──────── Records for processing ────────
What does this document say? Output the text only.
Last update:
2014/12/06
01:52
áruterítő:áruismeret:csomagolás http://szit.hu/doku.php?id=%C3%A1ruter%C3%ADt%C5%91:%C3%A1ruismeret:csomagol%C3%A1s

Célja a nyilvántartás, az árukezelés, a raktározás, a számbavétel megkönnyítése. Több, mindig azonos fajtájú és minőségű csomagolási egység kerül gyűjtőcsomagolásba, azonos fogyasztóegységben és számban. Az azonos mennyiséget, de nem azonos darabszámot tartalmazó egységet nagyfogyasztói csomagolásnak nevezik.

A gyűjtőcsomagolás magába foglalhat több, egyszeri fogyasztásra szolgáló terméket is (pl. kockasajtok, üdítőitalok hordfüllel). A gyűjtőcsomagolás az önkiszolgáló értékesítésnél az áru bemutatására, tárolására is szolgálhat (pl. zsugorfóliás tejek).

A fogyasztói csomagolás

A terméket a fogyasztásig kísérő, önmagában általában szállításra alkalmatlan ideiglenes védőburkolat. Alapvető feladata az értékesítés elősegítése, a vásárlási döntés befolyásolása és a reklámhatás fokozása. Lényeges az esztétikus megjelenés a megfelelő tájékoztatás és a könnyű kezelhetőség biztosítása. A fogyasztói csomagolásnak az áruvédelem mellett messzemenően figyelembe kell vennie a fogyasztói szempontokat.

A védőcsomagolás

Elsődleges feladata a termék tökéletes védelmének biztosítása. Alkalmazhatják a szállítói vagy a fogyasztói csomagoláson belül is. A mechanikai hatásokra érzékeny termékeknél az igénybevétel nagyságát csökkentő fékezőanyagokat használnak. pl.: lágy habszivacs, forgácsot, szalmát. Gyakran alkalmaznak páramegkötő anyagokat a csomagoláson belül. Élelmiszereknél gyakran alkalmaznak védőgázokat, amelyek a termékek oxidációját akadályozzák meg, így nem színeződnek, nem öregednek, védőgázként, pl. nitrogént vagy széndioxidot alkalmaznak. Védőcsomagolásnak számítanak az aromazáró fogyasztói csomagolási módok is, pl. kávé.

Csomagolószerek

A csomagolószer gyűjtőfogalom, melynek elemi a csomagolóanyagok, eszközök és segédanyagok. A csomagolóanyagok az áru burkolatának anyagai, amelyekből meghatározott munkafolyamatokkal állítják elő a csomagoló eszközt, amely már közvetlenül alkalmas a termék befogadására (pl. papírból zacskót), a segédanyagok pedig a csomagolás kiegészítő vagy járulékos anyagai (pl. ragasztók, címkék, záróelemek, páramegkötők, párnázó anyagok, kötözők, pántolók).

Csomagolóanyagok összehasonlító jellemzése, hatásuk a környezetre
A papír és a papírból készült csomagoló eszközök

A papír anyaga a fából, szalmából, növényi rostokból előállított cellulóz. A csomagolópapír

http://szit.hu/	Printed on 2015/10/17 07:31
────────
Retype all the material above precisely, with no line left out.

Exercise response »
What does this document say? Output the text only.
Last update:
2014/12/06
01:52
áruterítő:áruismeret:csomagolás http://szit.hu/doku.php?id=%C3%A1ruter%C3%ADt%C5%91:%C3%A1ruismeret:csomagol%C3%A1s

Célja a nyilvántartás, az árukezelés, a raktározás, a számbavétel megkönnyítése. Több, mindig azonos fajtájú és minőségű csomagolási egység kerül gyűjtőcsomagolásba, azonos fogyasztóegységben és számban. Az azonos mennyiséget, de nem azonos darabszámot tartalmazó egységet nagyfogyasztói csomagolásnak nevezik.

A gyűjtőcsomagolás magába foglalhat több, egyszeri fogyasztásra szolgáló terméket is (pl. kockasajtok, üdítőitalok hordfüllel). A gyűjtőcsomagolás az önkiszolgáló értékesítésnél az áru bemutatására, tárolására is szolgálhat (pl. zsugorfóliás tejek).

A fogyasztói csomagolás

A terméket a fogyasztásig kísérő, önmagában általában szállításra alkalmatlan ideiglenes védőburkolat. Alapvető feladata az értékesítés elősegítése, a vásárlási döntés befolyásolása és a reklámhatás fokozása. Lényeges az esztétikus megjelenés a megfelelő tájékoztatás és a könnyű kezelhetőség biztosítása. A fogyasztói csomagolásnak az áruvédelem mellett messzemenően figyelembe kell vennie a fogyasztói szempontokat.

A védőcsomagolás

Elsődleges feladata a termék tökéletes védelmének biztosítása. Alkalmazhatják a szállítói vagy a fogyasztói csomagoláson belül is. A mechanikai hatásokra érzékeny termékeknél az igénybevétel nagyságát csökkentő fékezőanyagokat használnak. pl.: lágy habszivacs, forgácsot, szalmát. Gyakran alkalmaznak páramegkötő anyagokat a csomagoláson belül. Élelmiszereknél gyakran alkalmaznak védőgázokat, amelyek a termékek oxidációját akadályozzák meg, így nem színeződnek, nem öregednek, védőgázként, pl. nitrogént vagy széndioxidot alkalmaznak. Védőcsomagolásnak számítanak az aromazáró fogyasztói csomagolási módok is, pl. kávé.

Csomagolószerek

A csomagolószer gyűjtőfogalom, melynek elemi a csomagolóanyagok, eszközök és segédanyagok. A csomagolóanyagok az áru burkolatának anyagai, amelyekből meghatározott munkafolyamatokkal állítják elő a csomagoló eszközt, amely már közvetlenül alkalmas a termék befogadására (pl. papírból zacskót), a segédanyagok pedig a csomagolás kiegészítő vagy járulékos anyagai (pl. ragasztók, címkék, záróelemek, páramegkötők, párnázó anyagok, kötözők, pántolók).

Csomagolóanyagok összehasonlító jellemzése, hatásuk a környezetre
A papír és a papírból készült csomagoló eszközök

A papír anyaga a fából, szalmából, növényi rostokból előállított cellulóz. A csomagolópapír

http://szit.hu/	Printed on 2015/10/17 07:31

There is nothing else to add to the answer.